**REQUIREMENT**
Answer with one number only: the number of lines that contain "безопасности".

**RECORD LIST**

------------------------

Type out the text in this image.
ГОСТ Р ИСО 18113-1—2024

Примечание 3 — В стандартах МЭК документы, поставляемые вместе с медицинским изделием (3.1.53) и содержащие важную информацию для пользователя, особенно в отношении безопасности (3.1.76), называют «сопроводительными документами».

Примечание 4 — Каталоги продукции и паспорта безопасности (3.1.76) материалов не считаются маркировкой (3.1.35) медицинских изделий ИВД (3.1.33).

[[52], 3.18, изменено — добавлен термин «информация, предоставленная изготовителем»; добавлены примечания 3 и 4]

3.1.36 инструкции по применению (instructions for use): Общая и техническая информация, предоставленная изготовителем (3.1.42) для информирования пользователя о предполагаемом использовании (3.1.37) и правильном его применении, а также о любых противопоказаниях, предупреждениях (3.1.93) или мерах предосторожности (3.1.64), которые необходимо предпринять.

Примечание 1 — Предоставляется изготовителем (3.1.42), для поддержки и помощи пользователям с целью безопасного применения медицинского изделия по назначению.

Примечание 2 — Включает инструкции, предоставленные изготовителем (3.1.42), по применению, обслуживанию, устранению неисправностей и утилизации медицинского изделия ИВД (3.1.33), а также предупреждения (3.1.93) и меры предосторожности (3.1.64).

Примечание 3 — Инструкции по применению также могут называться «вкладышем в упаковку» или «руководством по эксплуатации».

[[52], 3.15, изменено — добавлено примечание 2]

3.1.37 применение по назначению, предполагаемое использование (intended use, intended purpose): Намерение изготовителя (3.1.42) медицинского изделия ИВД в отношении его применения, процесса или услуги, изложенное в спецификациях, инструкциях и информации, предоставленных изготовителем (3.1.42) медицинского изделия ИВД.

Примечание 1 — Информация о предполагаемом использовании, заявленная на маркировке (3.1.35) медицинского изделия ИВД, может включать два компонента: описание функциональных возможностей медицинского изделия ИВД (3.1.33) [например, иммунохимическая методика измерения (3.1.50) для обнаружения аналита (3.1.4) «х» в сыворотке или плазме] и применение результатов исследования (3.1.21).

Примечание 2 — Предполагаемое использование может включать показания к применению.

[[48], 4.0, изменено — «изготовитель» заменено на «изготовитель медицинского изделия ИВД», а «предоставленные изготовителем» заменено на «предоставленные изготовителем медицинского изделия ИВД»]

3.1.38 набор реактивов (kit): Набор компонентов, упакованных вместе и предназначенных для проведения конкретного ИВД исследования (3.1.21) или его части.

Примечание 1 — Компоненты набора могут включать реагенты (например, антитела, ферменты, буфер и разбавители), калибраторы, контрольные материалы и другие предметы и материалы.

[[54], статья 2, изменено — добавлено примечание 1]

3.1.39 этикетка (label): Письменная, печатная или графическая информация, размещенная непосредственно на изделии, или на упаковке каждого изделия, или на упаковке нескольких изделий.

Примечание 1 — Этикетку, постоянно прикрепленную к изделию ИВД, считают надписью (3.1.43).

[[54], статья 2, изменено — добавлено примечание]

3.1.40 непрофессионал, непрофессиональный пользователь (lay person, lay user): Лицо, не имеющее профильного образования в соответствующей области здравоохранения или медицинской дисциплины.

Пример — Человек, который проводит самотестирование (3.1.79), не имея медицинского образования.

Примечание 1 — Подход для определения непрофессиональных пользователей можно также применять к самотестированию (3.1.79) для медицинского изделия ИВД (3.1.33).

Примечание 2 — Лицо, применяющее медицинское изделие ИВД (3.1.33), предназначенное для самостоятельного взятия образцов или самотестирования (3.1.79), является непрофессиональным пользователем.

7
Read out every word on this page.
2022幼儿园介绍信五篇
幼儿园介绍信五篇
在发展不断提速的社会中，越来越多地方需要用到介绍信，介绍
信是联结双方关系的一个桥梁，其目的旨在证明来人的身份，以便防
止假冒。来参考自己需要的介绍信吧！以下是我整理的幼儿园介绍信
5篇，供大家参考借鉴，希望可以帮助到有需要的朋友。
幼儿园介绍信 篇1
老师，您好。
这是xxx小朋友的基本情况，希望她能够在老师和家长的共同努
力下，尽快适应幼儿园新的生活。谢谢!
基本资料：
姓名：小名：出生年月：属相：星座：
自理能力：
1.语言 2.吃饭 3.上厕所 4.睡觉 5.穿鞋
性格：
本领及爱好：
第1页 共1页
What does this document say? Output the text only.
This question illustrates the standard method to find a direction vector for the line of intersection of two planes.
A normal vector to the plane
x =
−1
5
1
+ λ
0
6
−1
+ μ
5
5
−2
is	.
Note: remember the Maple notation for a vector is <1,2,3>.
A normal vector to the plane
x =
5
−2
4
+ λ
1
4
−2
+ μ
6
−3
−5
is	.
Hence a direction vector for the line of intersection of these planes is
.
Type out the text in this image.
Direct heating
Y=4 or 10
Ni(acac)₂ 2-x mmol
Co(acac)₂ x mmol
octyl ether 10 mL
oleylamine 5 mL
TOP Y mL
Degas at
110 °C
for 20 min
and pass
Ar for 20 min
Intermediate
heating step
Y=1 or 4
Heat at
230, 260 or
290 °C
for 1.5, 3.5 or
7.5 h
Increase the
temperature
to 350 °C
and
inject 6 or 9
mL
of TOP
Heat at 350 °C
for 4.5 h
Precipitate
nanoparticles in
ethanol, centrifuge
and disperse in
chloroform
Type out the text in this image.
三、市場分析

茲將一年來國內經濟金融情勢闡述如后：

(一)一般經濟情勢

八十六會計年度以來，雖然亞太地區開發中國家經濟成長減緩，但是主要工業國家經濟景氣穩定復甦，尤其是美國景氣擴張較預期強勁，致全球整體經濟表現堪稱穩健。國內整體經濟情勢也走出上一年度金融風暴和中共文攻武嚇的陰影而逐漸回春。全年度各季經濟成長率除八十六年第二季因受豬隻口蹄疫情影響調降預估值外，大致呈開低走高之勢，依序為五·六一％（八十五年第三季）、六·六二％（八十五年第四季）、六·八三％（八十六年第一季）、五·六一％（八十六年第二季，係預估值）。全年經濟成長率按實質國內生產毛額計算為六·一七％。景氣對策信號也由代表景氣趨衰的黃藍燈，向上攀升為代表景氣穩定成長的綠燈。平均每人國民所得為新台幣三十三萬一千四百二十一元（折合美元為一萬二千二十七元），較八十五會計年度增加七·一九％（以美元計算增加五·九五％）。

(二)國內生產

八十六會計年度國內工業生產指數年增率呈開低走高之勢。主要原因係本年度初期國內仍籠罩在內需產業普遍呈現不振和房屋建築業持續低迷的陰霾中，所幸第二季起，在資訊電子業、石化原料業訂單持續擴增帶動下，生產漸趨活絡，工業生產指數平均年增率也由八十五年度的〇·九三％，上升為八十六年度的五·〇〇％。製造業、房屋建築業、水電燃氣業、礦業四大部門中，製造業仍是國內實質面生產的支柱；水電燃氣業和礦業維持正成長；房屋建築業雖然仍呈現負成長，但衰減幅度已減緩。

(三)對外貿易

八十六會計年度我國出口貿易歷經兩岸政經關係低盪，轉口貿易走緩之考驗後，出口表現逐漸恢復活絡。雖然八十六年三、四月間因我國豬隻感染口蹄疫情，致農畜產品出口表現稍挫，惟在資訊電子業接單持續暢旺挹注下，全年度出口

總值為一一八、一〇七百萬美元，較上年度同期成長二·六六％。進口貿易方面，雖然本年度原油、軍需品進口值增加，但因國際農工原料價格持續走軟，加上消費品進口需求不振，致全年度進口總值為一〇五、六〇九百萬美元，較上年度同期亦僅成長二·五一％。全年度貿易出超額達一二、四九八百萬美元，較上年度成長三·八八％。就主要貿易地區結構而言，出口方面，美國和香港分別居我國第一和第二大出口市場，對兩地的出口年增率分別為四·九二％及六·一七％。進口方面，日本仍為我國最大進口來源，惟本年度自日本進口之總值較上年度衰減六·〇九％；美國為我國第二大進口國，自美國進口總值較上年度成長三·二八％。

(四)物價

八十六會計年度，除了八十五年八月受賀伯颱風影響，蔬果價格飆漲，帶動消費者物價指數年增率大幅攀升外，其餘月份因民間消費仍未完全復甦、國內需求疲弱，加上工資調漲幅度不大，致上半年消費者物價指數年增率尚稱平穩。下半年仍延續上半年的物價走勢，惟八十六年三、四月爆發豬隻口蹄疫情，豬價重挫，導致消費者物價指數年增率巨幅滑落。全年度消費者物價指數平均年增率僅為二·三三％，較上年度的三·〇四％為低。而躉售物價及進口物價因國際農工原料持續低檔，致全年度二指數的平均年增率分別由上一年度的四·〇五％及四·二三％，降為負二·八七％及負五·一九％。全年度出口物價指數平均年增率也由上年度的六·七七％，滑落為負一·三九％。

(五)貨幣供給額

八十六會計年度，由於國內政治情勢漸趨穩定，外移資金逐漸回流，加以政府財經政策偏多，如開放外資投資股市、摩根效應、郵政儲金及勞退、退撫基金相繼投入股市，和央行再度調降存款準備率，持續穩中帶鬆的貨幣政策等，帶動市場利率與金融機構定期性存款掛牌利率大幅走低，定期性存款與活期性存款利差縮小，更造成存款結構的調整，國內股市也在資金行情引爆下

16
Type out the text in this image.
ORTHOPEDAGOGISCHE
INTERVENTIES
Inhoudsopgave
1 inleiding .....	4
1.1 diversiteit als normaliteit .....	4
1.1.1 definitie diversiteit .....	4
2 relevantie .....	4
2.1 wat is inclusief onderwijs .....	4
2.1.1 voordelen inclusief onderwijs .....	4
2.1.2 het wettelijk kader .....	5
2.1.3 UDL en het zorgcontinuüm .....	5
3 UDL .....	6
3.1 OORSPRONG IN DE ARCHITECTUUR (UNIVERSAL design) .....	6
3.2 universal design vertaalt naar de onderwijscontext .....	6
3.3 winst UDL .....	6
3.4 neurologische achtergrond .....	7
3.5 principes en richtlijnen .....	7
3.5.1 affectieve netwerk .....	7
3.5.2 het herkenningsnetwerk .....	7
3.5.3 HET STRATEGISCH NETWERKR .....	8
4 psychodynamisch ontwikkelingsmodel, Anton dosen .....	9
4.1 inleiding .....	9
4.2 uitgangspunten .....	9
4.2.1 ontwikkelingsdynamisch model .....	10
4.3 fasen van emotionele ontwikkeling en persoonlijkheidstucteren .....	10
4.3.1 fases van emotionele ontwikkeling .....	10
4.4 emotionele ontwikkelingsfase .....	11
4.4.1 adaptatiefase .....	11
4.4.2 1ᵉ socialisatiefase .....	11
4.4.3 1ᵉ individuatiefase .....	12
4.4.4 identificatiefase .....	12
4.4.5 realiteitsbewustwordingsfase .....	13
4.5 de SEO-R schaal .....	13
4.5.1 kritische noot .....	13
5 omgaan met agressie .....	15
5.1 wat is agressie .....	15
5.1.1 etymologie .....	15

------------------------

**TASK SOLUTION**
2